• [The tasks]:
1. Reproduce everything in the blog post about Girls Like Us from "Thursday, February 28, 2013" down to "the trafficking world.".
2. Pick up the blog post about Girls Like Us after its final sentence and keep writing it.

• [Extract to read]:
START

Thursday, February 28, 2013

Girls Like Us Ch. 3 - Family


Recently, I came across a memoir by Rachel Lloyd entitled Girls Like Us - Fighting For A World Where Girls Are Not For Sale, which crosses perspectives using both  her work with GEMS: Girls Educational and Mentoring Services in New York City and her own personal journey and experience in the trafficking world.

I would encourage you strongly to read this book, along with their documentary, entitled Very Young Girls, which is available via Netflix. My personal notes, found in this blog, are only highlights, and the most moving pieces of this book are found in the individual stories, as well as the past that inspired Rachel Lloyd to found GEMS. Also, my personal interest areas reflect only a small portion of the vast amount of work to be done within this field of work. I tend to focus on legislative reform, whereas many volunteers are far more interested in mentoring and restoration, or rescue. All of these areas are equally vital to ending the problem, so reading this book will shed further light on areas I may gloss over due to it not being my specific area of work and research.


Chapter 3 - Family:

The more research I do into the topic, the more I see alarming similarities and risk factors that are involved with many domestic minors who end up being trafficked. This chapter addresses some of these common factors.

"My mother's drinking dramatically escalated... comatose sometimes... At 13, I'm a little perplexed... I thought she'd be relieved... I couldn't wait for him to go, and have been praying fervently at night for him to be gone... His absence seems to cast a heavier pall... than his presence... These feelings are overwhelming her, and the only place to unload them is on me... I'm drowning in her grief..."

The story continues, with Rachel's mother insisting that she go out on Christmas to try to find her stepfather. "I didn't really want to find him, didn't want to be involved in this mess... It's clear that he could not care less... I worry about... how on earth I'm supposed to tell my mother that her husband has found himself someone else while she sits home and drinks and cries... Nothing really lifts the mood at home... The gloom of that Christmas will be replayed for several years... She sunk deep in depression; me: sinking right along with her... I'll do whatever I can not to be at home for long."

END

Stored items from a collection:
START

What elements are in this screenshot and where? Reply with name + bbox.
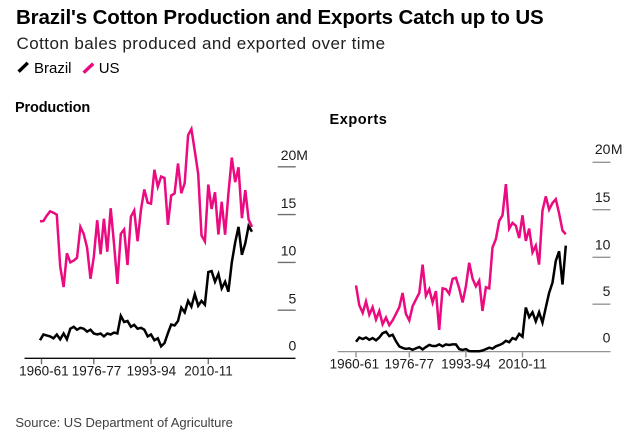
svg-text:10: 10 <box>281 243 297 259</box>
svg-text:1993-94: 1993-94 <box>441 356 491 371</box>
svg-text:15: 15 <box>281 195 297 211</box>
svg-text:10: 10 <box>595 237 611 253</box>
svg-text:M: M <box>611 141 623 157</box>
svg-text:1976-77: 1976-77 <box>72 364 122 379</box>
svg-text:5: 5 <box>289 290 297 306</box>
svg-text:5: 5 <box>603 283 611 299</box>
svg-text:1960-61: 1960-61 <box>19 364 69 379</box>
svg-text:20: 20 <box>595 141 611 157</box>
svg-text:M: M <box>296 147 308 163</box>
svg-text:1976-77: 1976-77 <box>385 356 435 371</box>
svg-text:1960-61: 1960-61 <box>330 356 380 371</box>
svg-text:1993-94: 1993-94 <box>127 364 177 379</box>
svg-text:2010-11: 2010-11 <box>184 364 233 379</box>
svg-text:0: 0 <box>289 337 297 353</box>
svg-text:0: 0 <box>603 329 611 345</box>
svg-text:20: 20 <box>281 147 297 163</box>
svg-text:15: 15 <box>595 189 611 205</box>
svg-text:2010-11: 2010-11 <box>498 356 547 371</box>
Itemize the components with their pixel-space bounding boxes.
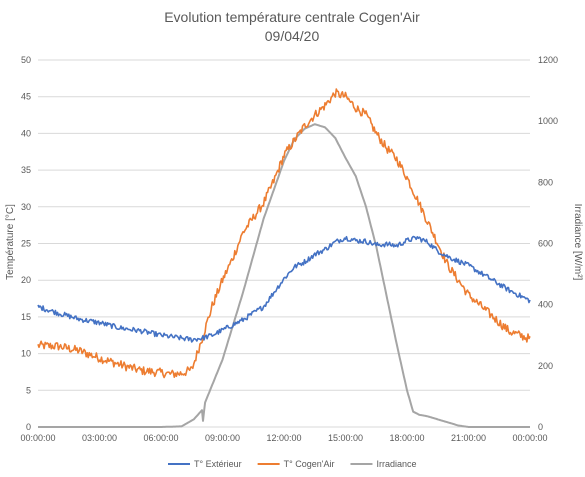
x-tick-label: 03:00:00 — [82, 433, 117, 443]
gridlines — [38, 59, 530, 428]
x-tick-label: 00:00:00 — [512, 433, 547, 443]
x-axis-ticks: 00:00:00 03:00:00 06:00:00 09:00:00 12:00:00… — [20, 433, 547, 443]
chart-title: Evolution température centrale Cogen'Air — [164, 9, 420, 25]
y2-tick-label: 600 — [538, 239, 553, 249]
y-axis-ticks: 0 5 10 15 20 25 30 35 40 45 50 — [21, 55, 31, 432]
chart-subtitle: 09/04/20 — [265, 28, 320, 44]
legend-entry: T° Cogen'Air — [284, 459, 335, 469]
series-irradiance-line — [38, 123, 530, 428]
y-tick-label: 15 — [21, 312, 31, 322]
x-tick-label: 12:00:00 — [266, 433, 301, 443]
y2-tick-label: 1000 — [538, 116, 558, 126]
y-tick-label: 25 — [21, 239, 31, 249]
y-tick-label: 20 — [21, 275, 31, 285]
x-tick-label: 09:00:00 — [205, 433, 240, 443]
y2-tick-label: 800 — [538, 177, 553, 187]
x-tick-label: 18:00:00 — [389, 433, 424, 443]
y2-tick-label: 200 — [538, 361, 553, 371]
y2-tick-label: 1200 — [538, 55, 558, 65]
y-tick-label: 10 — [21, 349, 31, 359]
y-tick-label: 30 — [21, 202, 31, 212]
series-cogenair-line — [37, 88, 531, 379]
x-tick-label: 00:00:00 — [20, 433, 55, 443]
y-tick-label: 40 — [21, 128, 31, 138]
y-tick-label: 45 — [21, 92, 31, 102]
y-axis-label: Température [°C] — [5, 204, 16, 280]
y-tick-label: 35 — [21, 165, 31, 175]
y2-tick-label: 0 — [538, 422, 543, 432]
y2-tick-label: 400 — [538, 300, 553, 310]
y-tick-label: 50 — [21, 55, 31, 65]
x-tick-label: 15:00:00 — [328, 433, 363, 443]
x-tick-label: 06:00:00 — [143, 433, 178, 443]
y-tick-label: 5 — [26, 385, 31, 395]
series-lines — [37, 88, 531, 428]
y-tick-label: 0 — [26, 422, 31, 432]
legend-entry: T° Extérieur — [194, 459, 242, 469]
x-tick-label: 21:00:00 — [451, 433, 486, 443]
y2-axis-ticks: 0 200 400 600 800 1000 1200 — [538, 55, 558, 432]
legend-entry: Irradiance — [376, 459, 416, 469]
series-exterieur-line — [37, 235, 531, 343]
legend: T° Extérieur T° Cogen'Air Irradiance — [168, 459, 417, 469]
y2-axis-label: Irradiance [W/m²] — [572, 204, 583, 281]
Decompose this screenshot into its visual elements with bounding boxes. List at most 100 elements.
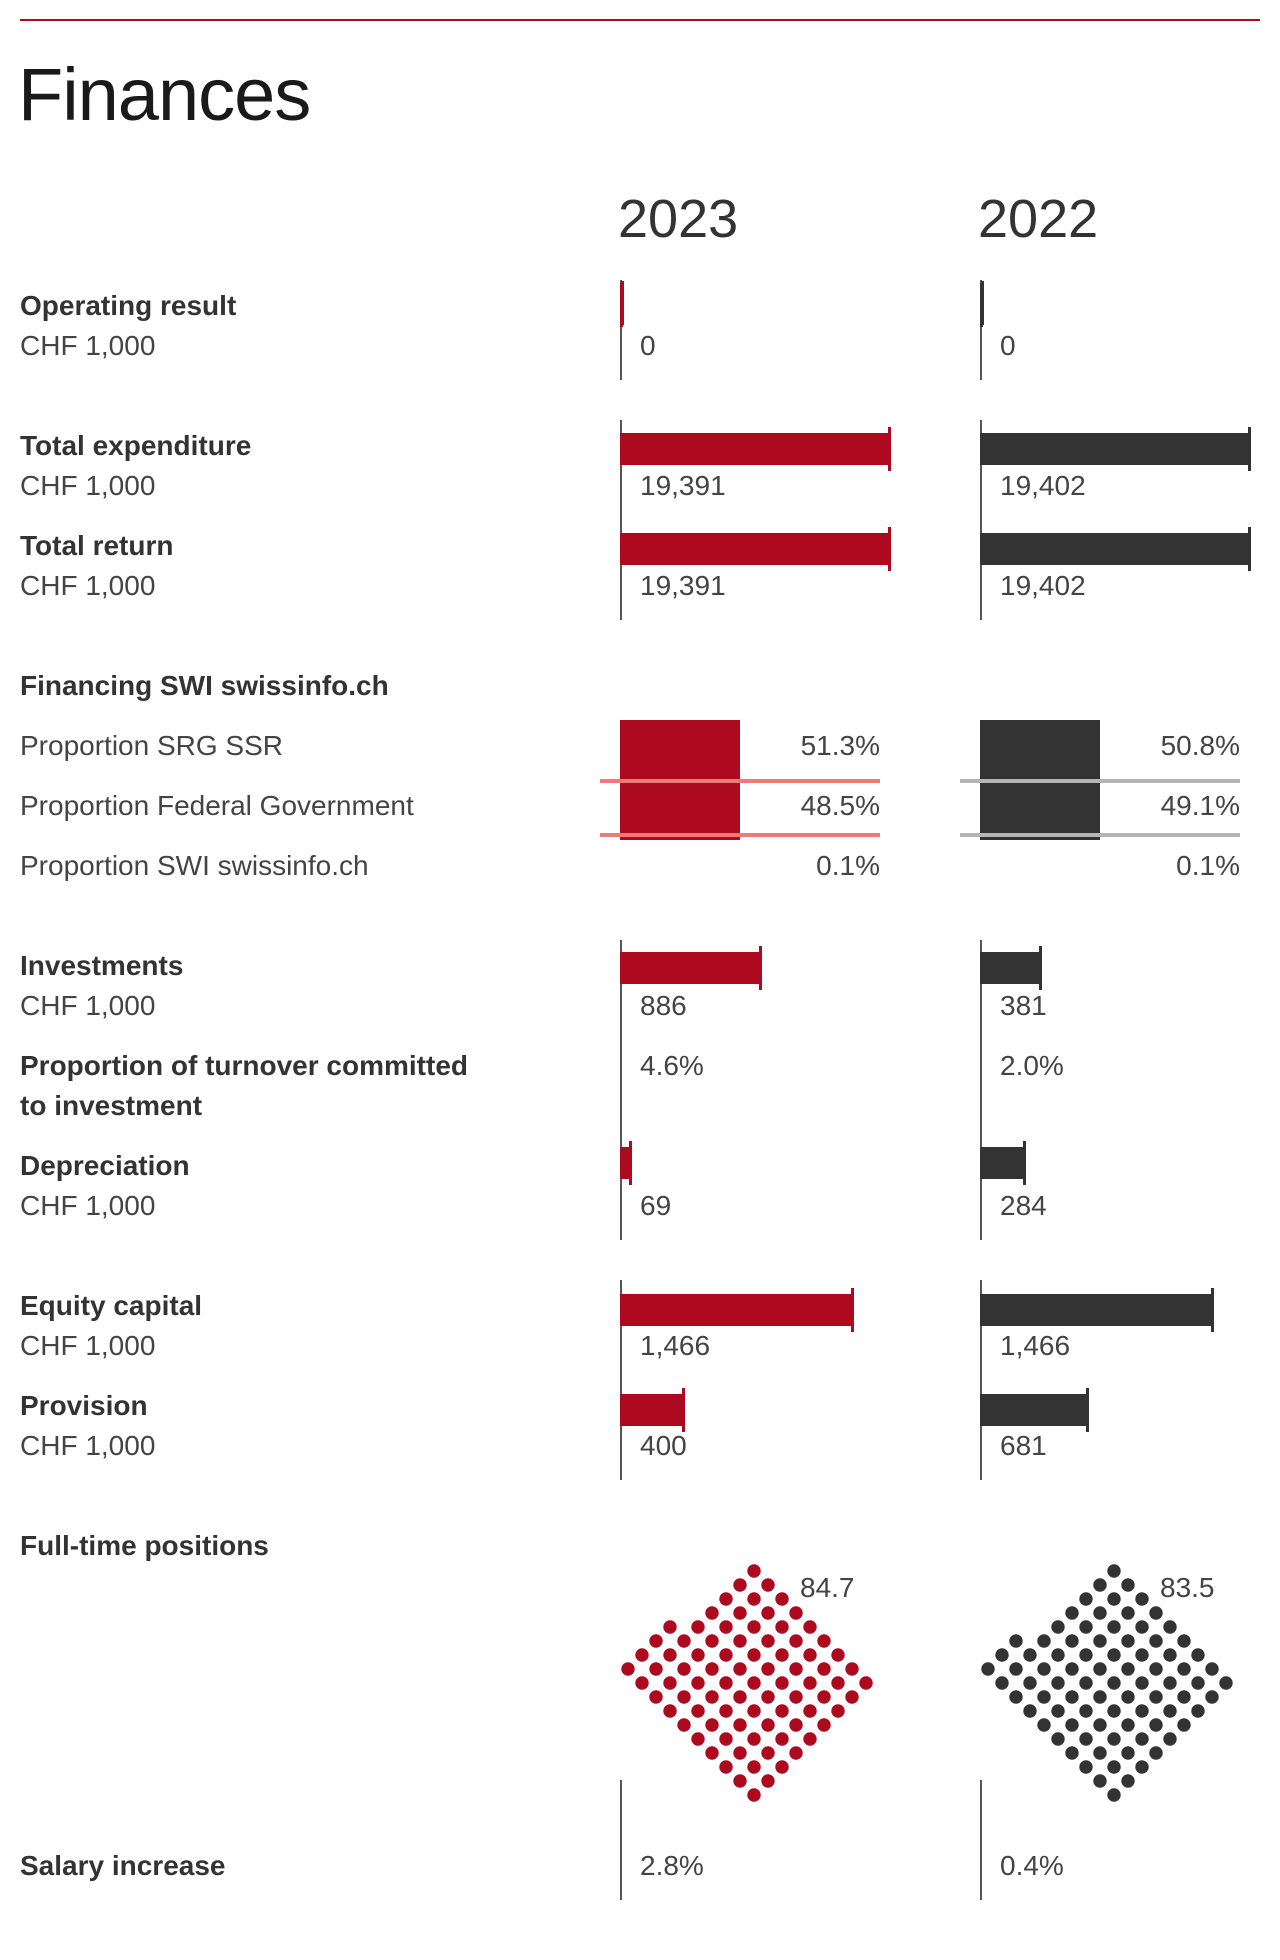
financing-label: Proportion Federal Government	[20, 790, 414, 821]
salary-value: 0.4%	[1000, 1850, 1064, 1881]
fte-dot	[649, 1634, 663, 1648]
bar-end-marker	[1086, 1388, 1090, 1432]
fte-dot	[1093, 1718, 1107, 1732]
fte-dot	[691, 1648, 705, 1662]
fte-dot	[817, 1662, 831, 1676]
bar-end-marker	[1248, 527, 1251, 571]
value-bar	[980, 1294, 1214, 1326]
fte-dot	[1009, 1662, 1023, 1676]
fte-dot	[1191, 1648, 1205, 1662]
fte-dot	[733, 1662, 747, 1676]
fte-dot	[1093, 1746, 1107, 1760]
financing-value: 0.1%	[816, 850, 880, 881]
fte-dot	[1051, 1704, 1065, 1718]
row-unit: CHF 1,000	[20, 990, 156, 1021]
fte-dot	[1191, 1704, 1205, 1718]
fte-dot	[1037, 1662, 1051, 1676]
axis-line	[980, 1780, 982, 1900]
axis-line	[620, 1780, 622, 1900]
top-rule	[20, 19, 1260, 21]
fte-dot	[747, 1620, 761, 1634]
row-unit: CHF 1,000	[20, 1430, 156, 1461]
value-bar	[980, 1147, 1026, 1179]
fte-dot	[705, 1662, 719, 1676]
row-value: 19,391	[640, 570, 726, 601]
fte-dot	[691, 1676, 705, 1690]
fte-dot	[775, 1760, 789, 1774]
row-value: 19,402	[1000, 570, 1086, 601]
row-unit: CHF 1,000	[20, 1190, 156, 1221]
fte-dot	[733, 1774, 747, 1788]
fte-dot	[691, 1704, 705, 1718]
fte-dot	[649, 1690, 663, 1704]
fte-dot	[775, 1592, 789, 1606]
fte-dot	[1177, 1690, 1191, 1704]
bar-end-marker	[887, 527, 891, 571]
fte-dot	[1135, 1592, 1149, 1606]
fte-dot	[1079, 1648, 1093, 1662]
value-bar	[980, 1394, 1089, 1426]
fte-dot	[1065, 1634, 1079, 1648]
axis-line	[620, 940, 622, 1240]
fte-dot	[1163, 1620, 1177, 1634]
fte-dot	[719, 1732, 733, 1746]
fte-dot	[859, 1676, 873, 1690]
fte-dot	[719, 1648, 733, 1662]
fte-dot	[789, 1634, 803, 1648]
value-bar	[980, 433, 1250, 465]
fte-dot	[705, 1690, 719, 1704]
fte-dot	[761, 1578, 775, 1592]
fte-dot	[649, 1662, 663, 1676]
fte-dot	[1149, 1746, 1163, 1760]
fte-dot	[1163, 1676, 1177, 1690]
row-value: 2.0%	[1000, 1050, 1064, 1081]
fte-dot	[719, 1760, 733, 1774]
fte-dot	[761, 1634, 775, 1648]
fte-dot	[1149, 1662, 1163, 1676]
row-label: Equity capital	[20, 1290, 203, 1321]
value-bar	[620, 533, 890, 565]
fte-dot	[1177, 1662, 1191, 1676]
fte-dot	[1177, 1718, 1191, 1732]
row-unit: CHF 1,000	[20, 330, 156, 361]
fte-dot	[733, 1746, 747, 1760]
fte-dot	[663, 1648, 677, 1662]
fulltime-value: 83.5	[1160, 1572, 1215, 1603]
value-bar	[980, 533, 1250, 565]
fte-dot	[1037, 1718, 1051, 1732]
fte-dot	[761, 1690, 775, 1704]
bar-end-marker	[1211, 1288, 1215, 1332]
value-bar	[980, 952, 1041, 984]
fte-dot	[733, 1578, 747, 1592]
row-label: Proportion of turnover committed	[20, 1050, 468, 1081]
fte-dot	[677, 1634, 691, 1648]
row-label: Operating result	[20, 290, 237, 321]
fte-dot	[1037, 1634, 1051, 1648]
fte-dot	[677, 1718, 691, 1732]
financing-value: 50.8%	[1160, 730, 1240, 761]
financing-divider	[960, 833, 1240, 837]
fte-dot	[1023, 1676, 1037, 1690]
fte-dot	[803, 1648, 817, 1662]
financing-divider	[600, 779, 880, 783]
fte-dot	[995, 1648, 1009, 1662]
fte-dot	[789, 1662, 803, 1676]
fte-dot	[845, 1690, 859, 1704]
fte-dot	[761, 1662, 775, 1676]
fte-dot	[1149, 1634, 1163, 1648]
fte-dot	[1107, 1788, 1121, 1802]
fte-dot	[1121, 1578, 1135, 1592]
fte-dot	[635, 1676, 649, 1690]
fte-dot	[1149, 1718, 1163, 1732]
fte-dot	[1051, 1620, 1065, 1634]
row-value: 1,466	[1000, 1330, 1071, 1361]
fte-dot	[1107, 1564, 1121, 1578]
fte-dot	[831, 1648, 845, 1662]
fte-dot	[1009, 1634, 1023, 1648]
row-value: 284	[1000, 1190, 1047, 1221]
fulltime-label: Full-time positions	[20, 1530, 269, 1561]
fte-dot	[663, 1620, 677, 1634]
fte-dot	[1065, 1606, 1079, 1620]
fte-dot	[1219, 1676, 1233, 1690]
fte-dot	[803, 1676, 817, 1690]
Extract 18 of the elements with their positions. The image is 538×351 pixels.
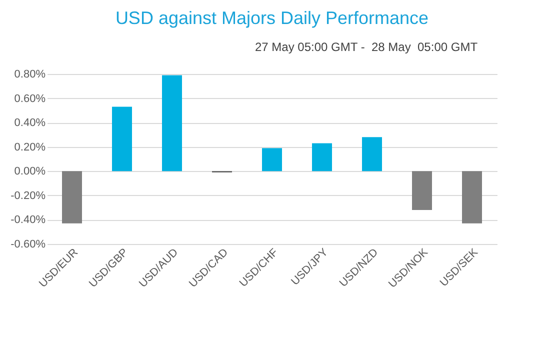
bar xyxy=(162,75,182,172)
y-tick-label: 0.20% xyxy=(14,141,46,154)
bar xyxy=(312,143,332,172)
y-tick-label: -0.40% xyxy=(10,214,46,226)
y-tick-label: -0.60% xyxy=(10,238,46,250)
bar xyxy=(412,171,432,210)
y-tick-label: 0.80% xyxy=(14,68,46,80)
bar xyxy=(62,171,82,224)
chart-subtitle: 27 May 05:00 GMT - 28 May 05:00 GMT xyxy=(255,40,478,54)
y-tick-label: 0.40% xyxy=(14,117,46,130)
y-tick-label: 0.60% xyxy=(14,92,46,105)
bar xyxy=(462,171,482,224)
chart-title: USD against Majors Daily Performance xyxy=(115,8,429,28)
bar xyxy=(262,148,282,172)
bar xyxy=(112,106,132,172)
y-tick-label: -0.20% xyxy=(10,190,46,202)
bar xyxy=(362,137,382,172)
y-tick-label: 0.00% xyxy=(14,166,46,178)
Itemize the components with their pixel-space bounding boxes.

END

• [Answers to the exercise]:
1.
Thursday, February 28, 2013

Girls Like Us Ch. 3 - Family


Recently, I came across a memoir by Rachel Lloyd entitled Girls Like Us - Fighting For A World Where Girls Are Not For Sale, which crosses perspectives using both  her work with GEMS: Girls Educational and Mentoring Services in New York City and her own personal journey and experience in the trafficking world.

2.
"Stay at a boyfriend's... craving to feel included in someone else's home... try to make myself a useful and thoughtful guest... My mother will marry a new man... I'll be excluded from these Christmases... I'll still feel jealous. Her happy holidays spent with someone else; on her dad ones, I'm expected to be there..."

"Our family was irreparably broken... I adopt my mother's trick of getting so drunk throughout the day that... I would be semiconscious or dead asleep for the majority of the day and night... get as wasted as I can so that I literally have no memory... The holidays... are just an inconvenient reminder of... my lack of family.... Over time, I'll figure out how to tolerate... CHristmas without getting totally trashed... Forgiving and letting go take a little bit longer."

Rachel speak about a childhood theory of pain quotas, that everyone has an approved pain limit, and once you reach that quota there would be no more of it. The more she works with these girls, the more she comes to understand that this theory is completely false. Here are some normal stories and anecdotes from girls she works with. Remember, these are normal and frequent, not rare exceptions:

"You were there when your father stabbed your mother, and then you went to live with you aunt, but she was getting high and she fell asleep smoking and the apartment caught on fire, so then you went into the system and the brother in your first foster family abused you and then you ran away and the first night you were on the street you met a man, who then later become your pimp?"

"Statistics... couldn't even begin to measure the severity or the frequency of trauma these girls were experiencing... sexually abused by every male in their family... orphaned by their parent's murder/suicide.death... who would then be abused in the system, ... the concept of love, family care, bore little resemblance to most people's definitions... violence, absent father, substance-abusing mother... Formative years helped by laying a foundation... girls... had never experienced that sense of safety or love... There were no good memories, no modeling of safe love... adults all around them had failed them, the family structures had cracked... people that should've been the safest were the ones who caused the most pain of all." 

Rachel goes on to explain that her job is to, "teach them how to be resilient, to create a family from the people around them who are able to love them in a healthy way. Girls get their hearts broken more times by their families than by any guy..." She talks about the holidays in a way most of us never think about, "It sucks to feel that everyone... is enjoying the warmth of family while you're stuck with an alcoholic...abusive...alone in a group home... Pressure to feel normal... concept of family is so distorted with abuse, neglect, and abandonment this pressure can be lethal.... The number of girls at GEMS who attempt suicide increases... between Thanksgiving and Christmas."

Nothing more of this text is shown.